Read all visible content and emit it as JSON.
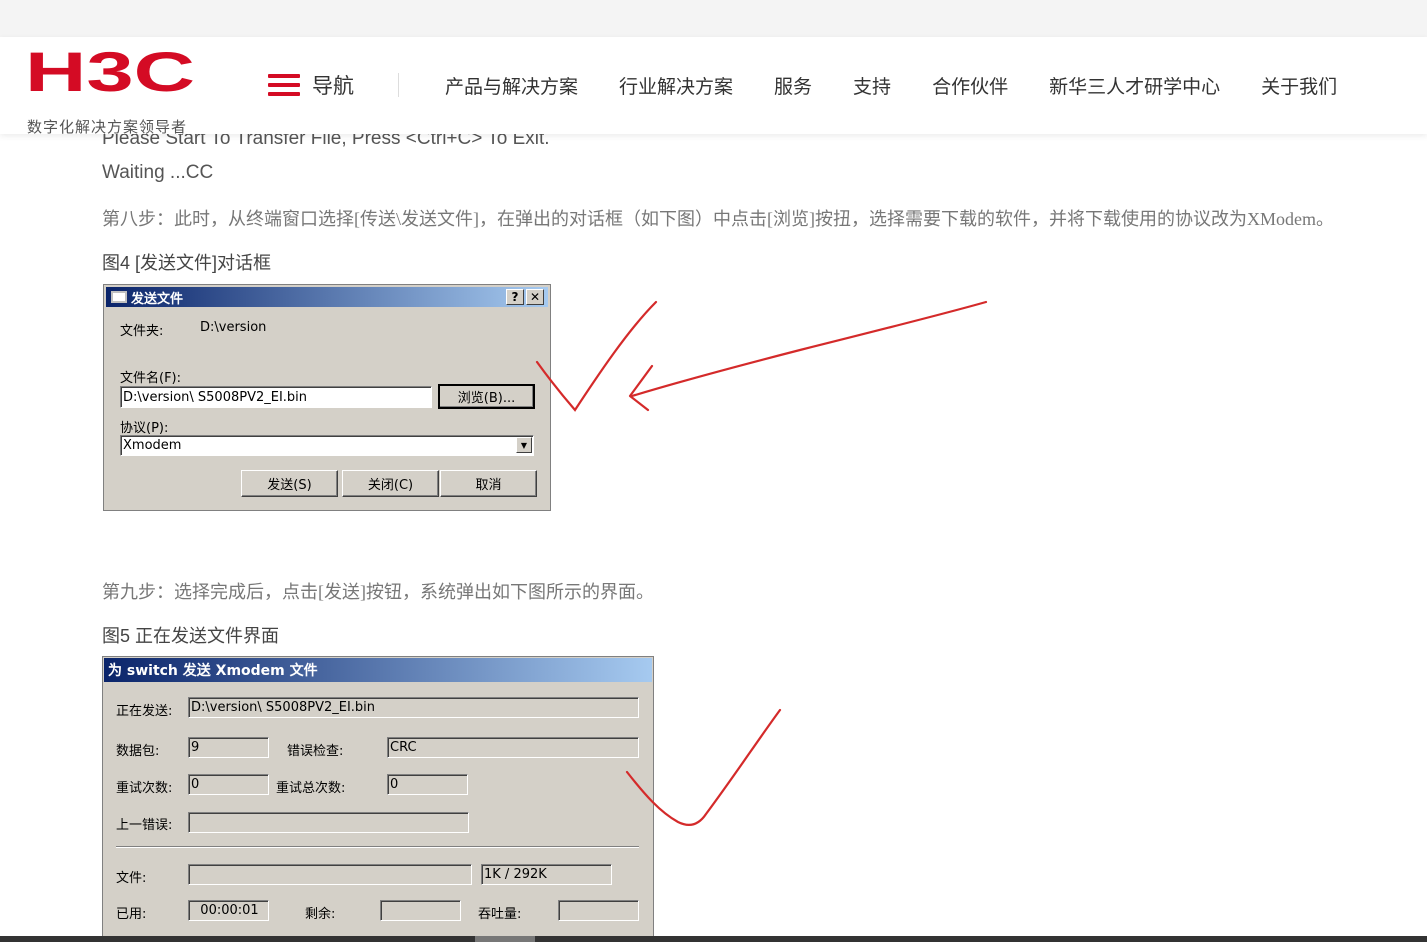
{
  "header": {
    "logo_text": "H3C",
    "logo_tagline": "数字化解决方案领导者",
    "nav_menu_label": "导航",
    "nav_links": [
      "产品与解决方案",
      "行业解决方案",
      "服务",
      "支持",
      "合作伙伴",
      "新华三人才研学中心",
      "关于我们"
    ],
    "brand_color": "#d40b24"
  },
  "article": {
    "console_line_1": "Please Start To Transfer File, Press <Ctrl+C> To Exit.",
    "console_line_2": "Waiting ...CC",
    "step8": "第八步：此时，从终端窗口选择[传送\\发送文件]，在弹出的对话框（如下图）中点击[浏览]按扭，选择需要下载的软件，并将下载使用的协议改为XModem。",
    "figure4_caption": "图4 [发送文件]对话框",
    "step9": "第九步：选择完成后，点击[发送]按钮，系统弹出如下图所示的界面。",
    "figure5_caption": "图5 正在发送文件界面"
  },
  "send_file_dialog": {
    "title": "发送文件",
    "help_btn": "?",
    "close_btn": "✕",
    "folder_label": "文件夹:",
    "folder_value": "D:\\version",
    "filename_label": "文件名(F):",
    "filename_value": "D:\\version\\ S5008PV2_EI.bin",
    "browse_btn": "浏览(B)...",
    "protocol_label": "协议(P):",
    "protocol_value": "Xmodem",
    "send_btn": "发送(S)",
    "close_dialog_btn": "关闭(C)",
    "cancel_btn": "取消"
  },
  "progress_dialog": {
    "title": "为 switch 发送 Xmodem 文件",
    "sending_label": "正在发送:",
    "sending_value": "D:\\version\\ S5008PV2_EI.bin",
    "packets_label": "数据包:",
    "packets_value": "9",
    "error_check_label": "错误检查:",
    "error_check_value": "CRC",
    "retries_label": "重试次数:",
    "retries_value": "0",
    "total_retries_label": "重试总次数:",
    "total_retries_value": "0",
    "last_error_label": "上一错误:",
    "last_error_value": "",
    "file_label": "文件:",
    "file_progress_value": "1K / 292K",
    "elapsed_label": "已用:",
    "elapsed_value": "00:00:01",
    "remaining_label": "剩余:",
    "remaining_value": "",
    "throughput_label": "吞吐量:",
    "throughput_value": ""
  },
  "annotations": {
    "color": "#d42a2a",
    "marks": [
      "checkmark",
      "arrow",
      "checkmark"
    ]
  }
}
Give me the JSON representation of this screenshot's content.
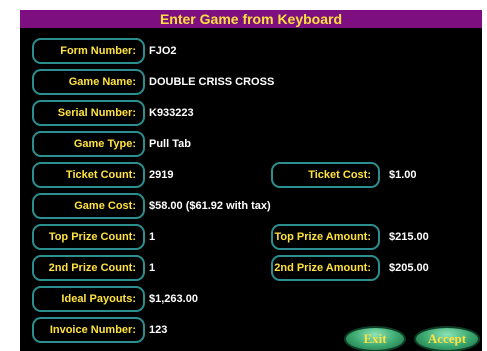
{
  "window": {
    "title": "Enter Game from Keyboard"
  },
  "fields": [
    {
      "label": "Form Number:",
      "value": "FJO2"
    },
    {
      "label": "Game Name:",
      "value": "DOUBLE CRISS CROSS"
    },
    {
      "label": "Serial Number:",
      "value": "K933223"
    },
    {
      "label": "Game Type:",
      "value": "Pull Tab"
    },
    {
      "label": "Ticket Count:",
      "value": "2919"
    },
    {
      "label": "Game Cost:",
      "value": "$58.00 ($61.92 with tax)"
    },
    {
      "label": "Top Prize Count:",
      "value": "1"
    },
    {
      "label": "2nd Prize Count:",
      "value": "1"
    },
    {
      "label": "Ideal Payouts:",
      "value": "$1,263.00"
    },
    {
      "label": "Invoice Number:",
      "value": "123"
    }
  ],
  "right_fields": [
    {
      "label": "Ticket Cost:",
      "value": "$1.00"
    },
    {
      "label": "Top Prize Amount:",
      "value": "$215.00"
    },
    {
      "label": "2nd Prize Amount:",
      "value": "$205.00"
    }
  ],
  "buttons": {
    "exit": "Exit",
    "accept": "Accept"
  },
  "colors": {
    "title_bg": "#7d0f80",
    "label_text": "#ffe23f",
    "border": "#2b8f8f",
    "button": "#3aa76e"
  }
}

—————

Your objective:
Write out the listing word for word, omitting the pictures it holds.

Result for this exercise:
Read all visible content and emit it as JSON.
{
  "header": {
    "logo_text": "H3C",
    "logo_tagline": "数字化解决方案领导者",
    "nav_menu_label": "导航",
    "nav_links": [
      "产品与解决方案",
      "行业解决方案",
      "服务",
      "支持",
      "合作伙伴",
      "新华三人才研学中心",
      "关于我们"
    ],
    "brand_color": "#d40b24"
  },
  "article": {
    "console_line_1": "Please Start To Transfer File, Press <Ctrl+C> To Exit.",
    "console_line_2": "Waiting ...CC",
    "step8": "第八步：此时，从终端窗口选择[传送\\发送文件]，在弹出的对话框（如下图）中点击[浏览]按扭，选择需要下载的软件，并将下载使用的协议改为XModem。",
    "figure4_caption": "图4 [发送文件]对话框",
    "step9": "第九步：选择完成后，点击[发送]按钮，系统弹出如下图所示的界面。",
    "figure5_caption": "图5 正在发送文件界面"
  },
  "send_file_dialog": {
    "title": "发送文件",
    "help_btn": "?",
    "close_btn": "✕",
    "folder_label": "文件夹:",
    "folder_value": "D:\\version",
    "filename_label": "文件名(F):",
    "filename_value": "D:\\version\\ S5008PV2_EI.bin",
    "browse_btn": "浏览(B)...",
    "protocol_label": "协议(P):",
    "protocol_value": "Xmodem",
    "send_btn": "发送(S)",
    "close_dialog_btn": "关闭(C)",
    "cancel_btn": "取消"
  },
  "progress_dialog": {
    "title": "为 switch 发送 Xmodem 文件",
    "sending_label": "正在发送:",
    "sending_value": "D:\\version\\ S5008PV2_EI.bin",
    "packets_label": "数据包:",
    "packets_value": "9",
    "error_check_label": "错误检查:",
    "error_check_value": "CRC",
    "retries_label": "重试次数:",
    "retries_value": "0",
    "total_retries_label": "重试总次数:",
    "total_retries_value": "0",
    "last_error_label": "上一错误:",
    "last_error_value": "",
    "file_label": "文件:",
    "file_progress_value": "1K / 292K",
    "elapsed_label": "已用:",
    "elapsed_value": "00:00:01",
    "remaining_label": "剩余:",
    "remaining_value": "",
    "throughput_label": "吞吐量:",
    "throughput_value": ""
  },
  "annotations": {
    "color": "#d42a2a",
    "marks": [
      "checkmark",
      "arrow",
      "checkmark"
    ]
  }
}
Give me the JSON representation of this screenshot's content.
{
  "window": {
    "title": "Enter Game from Keyboard"
  },
  "fields": [
    {
      "label": "Form Number:",
      "value": "FJO2"
    },
    {
      "label": "Game Name:",
      "value": "DOUBLE CRISS CROSS"
    },
    {
      "label": "Serial Number:",
      "value": "K933223"
    },
    {
      "label": "Game Type:",
      "value": "Pull Tab"
    },
    {
      "label": "Ticket Count:",
      "value": "2919"
    },
    {
      "label": "Game Cost:",
      "value": "$58.00 ($61.92 with tax)"
    },
    {
      "label": "Top Prize Count:",
      "value": "1"
    },
    {
      "label": "2nd Prize Count:",
      "value": "1"
    },
    {
      "label": "Ideal Payouts:",
      "value": "$1,263.00"
    },
    {
      "label": "Invoice Number:",
      "value": "123"
    }
  ],
  "right_fields": [
    {
      "label": "Ticket Cost:",
      "value": "$1.00"
    },
    {
      "label": "Top Prize Amount:",
      "value": "$215.00"
    },
    {
      "label": "2nd Prize Amount:",
      "value": "$205.00"
    }
  ],
  "buttons": {
    "exit": "Exit",
    "accept": "Accept"
  },
  "colors": {
    "title_bg": "#7d0f80",
    "label_text": "#ffe23f",
    "border": "#2b8f8f",
    "button": "#3aa76e"
  }
}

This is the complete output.